-- START OF TASK DATA --
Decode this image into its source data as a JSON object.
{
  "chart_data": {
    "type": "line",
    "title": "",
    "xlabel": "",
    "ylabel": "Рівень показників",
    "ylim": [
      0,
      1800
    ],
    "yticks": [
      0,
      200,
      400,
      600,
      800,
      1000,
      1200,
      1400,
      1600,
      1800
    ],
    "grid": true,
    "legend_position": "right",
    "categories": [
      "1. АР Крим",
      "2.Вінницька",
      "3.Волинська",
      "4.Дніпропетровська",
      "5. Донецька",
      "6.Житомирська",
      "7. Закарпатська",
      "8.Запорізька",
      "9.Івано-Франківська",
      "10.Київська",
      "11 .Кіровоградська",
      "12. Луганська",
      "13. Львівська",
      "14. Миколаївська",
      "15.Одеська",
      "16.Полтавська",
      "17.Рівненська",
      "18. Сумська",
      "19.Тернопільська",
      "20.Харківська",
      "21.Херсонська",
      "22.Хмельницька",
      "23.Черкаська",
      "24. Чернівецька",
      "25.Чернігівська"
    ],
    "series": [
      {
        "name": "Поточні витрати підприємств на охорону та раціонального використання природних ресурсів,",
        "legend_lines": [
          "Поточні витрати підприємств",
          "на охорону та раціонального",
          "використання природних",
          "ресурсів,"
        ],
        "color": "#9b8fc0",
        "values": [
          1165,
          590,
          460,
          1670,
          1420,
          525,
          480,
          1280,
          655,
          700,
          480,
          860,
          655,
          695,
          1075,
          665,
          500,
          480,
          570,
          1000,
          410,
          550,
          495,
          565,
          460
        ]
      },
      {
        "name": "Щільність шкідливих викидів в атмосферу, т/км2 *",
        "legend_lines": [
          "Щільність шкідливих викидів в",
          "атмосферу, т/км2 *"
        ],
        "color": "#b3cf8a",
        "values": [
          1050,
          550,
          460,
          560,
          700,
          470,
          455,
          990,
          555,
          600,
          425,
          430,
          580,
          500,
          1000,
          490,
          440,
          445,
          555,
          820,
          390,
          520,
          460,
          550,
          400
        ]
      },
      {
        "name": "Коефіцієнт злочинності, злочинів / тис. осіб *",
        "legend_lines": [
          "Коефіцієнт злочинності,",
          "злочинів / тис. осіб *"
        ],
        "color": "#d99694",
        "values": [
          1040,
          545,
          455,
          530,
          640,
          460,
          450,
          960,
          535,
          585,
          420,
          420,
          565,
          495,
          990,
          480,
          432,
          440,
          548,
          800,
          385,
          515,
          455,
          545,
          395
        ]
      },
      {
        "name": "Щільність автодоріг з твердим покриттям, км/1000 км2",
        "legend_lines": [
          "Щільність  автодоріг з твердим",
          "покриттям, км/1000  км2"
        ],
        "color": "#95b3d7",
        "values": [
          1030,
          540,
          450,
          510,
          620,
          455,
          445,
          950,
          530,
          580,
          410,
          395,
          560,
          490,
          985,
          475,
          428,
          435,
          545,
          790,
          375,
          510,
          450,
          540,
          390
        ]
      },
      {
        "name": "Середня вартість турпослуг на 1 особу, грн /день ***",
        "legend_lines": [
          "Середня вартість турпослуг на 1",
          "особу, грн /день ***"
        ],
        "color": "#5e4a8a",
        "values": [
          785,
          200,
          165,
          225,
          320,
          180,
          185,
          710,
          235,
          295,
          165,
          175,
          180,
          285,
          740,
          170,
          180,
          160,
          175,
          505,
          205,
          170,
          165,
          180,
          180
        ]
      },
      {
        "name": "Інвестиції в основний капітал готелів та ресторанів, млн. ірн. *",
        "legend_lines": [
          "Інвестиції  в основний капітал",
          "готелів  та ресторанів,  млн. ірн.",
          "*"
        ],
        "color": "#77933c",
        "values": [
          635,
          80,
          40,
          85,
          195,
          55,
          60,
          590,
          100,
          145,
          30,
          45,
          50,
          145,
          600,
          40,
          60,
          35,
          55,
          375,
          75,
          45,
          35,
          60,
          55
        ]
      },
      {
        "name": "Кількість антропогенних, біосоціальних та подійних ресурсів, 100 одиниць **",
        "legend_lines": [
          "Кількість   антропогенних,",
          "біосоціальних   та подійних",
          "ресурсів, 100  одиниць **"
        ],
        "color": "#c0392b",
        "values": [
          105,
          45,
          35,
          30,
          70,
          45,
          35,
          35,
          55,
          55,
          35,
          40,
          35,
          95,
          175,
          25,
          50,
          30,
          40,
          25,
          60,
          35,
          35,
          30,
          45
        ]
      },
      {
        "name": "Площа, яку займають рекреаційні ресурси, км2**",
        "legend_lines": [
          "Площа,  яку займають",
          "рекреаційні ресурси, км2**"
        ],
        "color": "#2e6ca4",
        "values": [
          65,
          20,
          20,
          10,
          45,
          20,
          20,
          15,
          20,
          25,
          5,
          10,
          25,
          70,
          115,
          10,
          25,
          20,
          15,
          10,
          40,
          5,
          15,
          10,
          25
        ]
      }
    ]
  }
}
-- END OF TASK DATA --
WHAT IS EXPECTED =
Write out all the records above again, exactly as they stand.

REPLY =
Decode this image into its source data as a JSON object.
{
  "chart_data": {
    "type": "line",
    "title": "",
    "xlabel": "",
    "ylabel": "Рівень показників",
    "ylim": [
      0,
      1800
    ],
    "yticks": [
      0,
      200,
      400,
      600,
      800,
      1000,
      1200,
      1400,
      1600,
      1800
    ],
    "grid": true,
    "legend_position": "right",
    "categories": [
      "1. АР Крим",
      "2.Вінницька",
      "3.Волинська",
      "4.Дніпропетровська",
      "5. Донецька",
      "6.Житомирська",
      "7. Закарпатська",
      "8.Запорізька",
      "9.Івано-Франківська",
      "10.Київська",
      "11 .Кіровоградська",
      "12. Луганська",
      "13. Львівська",
      "14. Миколаївська",
      "15.Одеська",
      "16.Полтавська",
      "17.Рівненська",
      "18. Сумська",
      "19.Тернопільська",
      "20.Харківська",
      "21.Херсонська",
      "22.Хмельницька",
      "23.Черкаська",
      "24. Чернівецька",
      "25.Чернігівська"
    ],
    "series": [
      {
        "name": "Поточні витрати підприємств на охорону та раціонального використання природних ресурсів,",
        "legend_lines": [
          "Поточні витрати підприємств",
          "на охорону та раціонального",
          "використання природних",
          "ресурсів,"
        ],
        "color": "#9b8fc0",
        "values": [
          1165,
          590,
          460,
          1670,
          1420,
          525,
          480,
          1280,
          655,
          700,
          480,
          860,
          655,
          695,
          1075,
          665,
          500,
          480,
          570,
          1000,
          410,
          550,
          495,
          565,
          460
        ]
      },
      {
        "name": "Щільність шкідливих викидів в атмосферу, т/км2 *",
        "legend_lines": [
          "Щільність шкідливих викидів в",
          "атмосферу, т/км2 *"
        ],
        "color": "#b3cf8a",
        "values": [
          1050,
          550,
          460,
          560,
          700,
          470,
          455,
          990,
          555,
          600,
          425,
          430,
          580,
          500,
          1000,
          490,
          440,
          445,
          555,
          820,
          390,
          520,
          460,
          550,
          400
        ]
      },
      {
        "name": "Коефіцієнт злочинності, злочинів / тис. осіб *",
        "legend_lines": [
          "Коефіцієнт злочинності,",
          "злочинів / тис. осіб *"
        ],
        "color": "#d99694",
        "values": [
          1040,
          545,
          455,
          530,
          640,
          460,
          450,
          960,
          535,
          585,
          420,
          420,
          565,
          495,
          990,
          480,
          432,
          440,
          548,
          800,
          385,
          515,
          455,
          545,
          395
        ]
      },
      {
        "name": "Щільність автодоріг з твердим покриттям, км/1000 км2",
        "legend_lines": [
          "Щільність  автодоріг з твердим",
          "покриттям, км/1000  км2"
        ],
        "color": "#95b3d7",
        "values": [
          1030,
          540,
          450,
          510,
          620,
          455,
          445,
          950,
          530,
          580,
          410,
          395,
          560,
          490,
          985,
          475,
          428,
          435,
          545,
          790,
          375,
          510,
          450,
          540,
          390
        ]
      },
      {
        "name": "Середня вартість турпослуг на 1 особу, грн /день ***",
        "legend_lines": [
          "Середня вартість турпослуг на 1",
          "особу, грн /день ***"
        ],
        "color": "#5e4a8a",
        "values": [
          785,
          200,
          165,
          225,
          320,
          180,
          185,
          710,
          235,
          295,
          165,
          175,
          180,
          285,
          740,
          170,
          180,
          160,
          175,
          505,
          205,
          170,
          165,
          180,
          180
        ]
      },
      {
        "name": "Інвестиції в основний капітал готелів та ресторанів, млн. ірн. *",
        "legend_lines": [
          "Інвестиції  в основний капітал",
          "готелів  та ресторанів,  млн. ірн.",
          "*"
        ],
        "color": "#77933c",
        "values": [
          635,
          80,
          40,
          85,
          195,
          55,
          60,
          590,
          100,
          145,
          30,
          45,
          50,
          145,
          600,
          40,
          60,
          35,
          55,
          375,
          75,
          45,
          35,
          60,
          55
        ]
      },
      {
        "name": "Кількість антропогенних, біосоціальних та подійних ресурсів, 100 одиниць **",
        "legend_lines": [
          "Кількість   антропогенних,",
          "біосоціальних   та подійних",
          "ресурсів, 100  одиниць **"
        ],
        "color": "#c0392b",
        "values": [
          105,
          45,
          35,
          30,
          70,
          45,
          35,
          35,
          55,
          55,
          35,
          40,
          35,
          95,
          175,
          25,
          50,
          30,
          40,
          25,
          60,
          35,
          35,
          30,
          45
        ]
      },
      {
        "name": "Площа, яку займають рекреаційні ресурси, км2**",
        "legend_lines": [
          "Площа,  яку займають",
          "рекреаційні ресурси, км2**"
        ],
        "color": "#2e6ca4",
        "values": [
          65,
          20,
          20,
          10,
          45,
          20,
          20,
          15,
          20,
          25,
          5,
          10,
          25,
          70,
          115,
          10,
          25,
          20,
          15,
          10,
          40,
          5,
          15,
          10,
          25
        ]
      }
    ]
  }
}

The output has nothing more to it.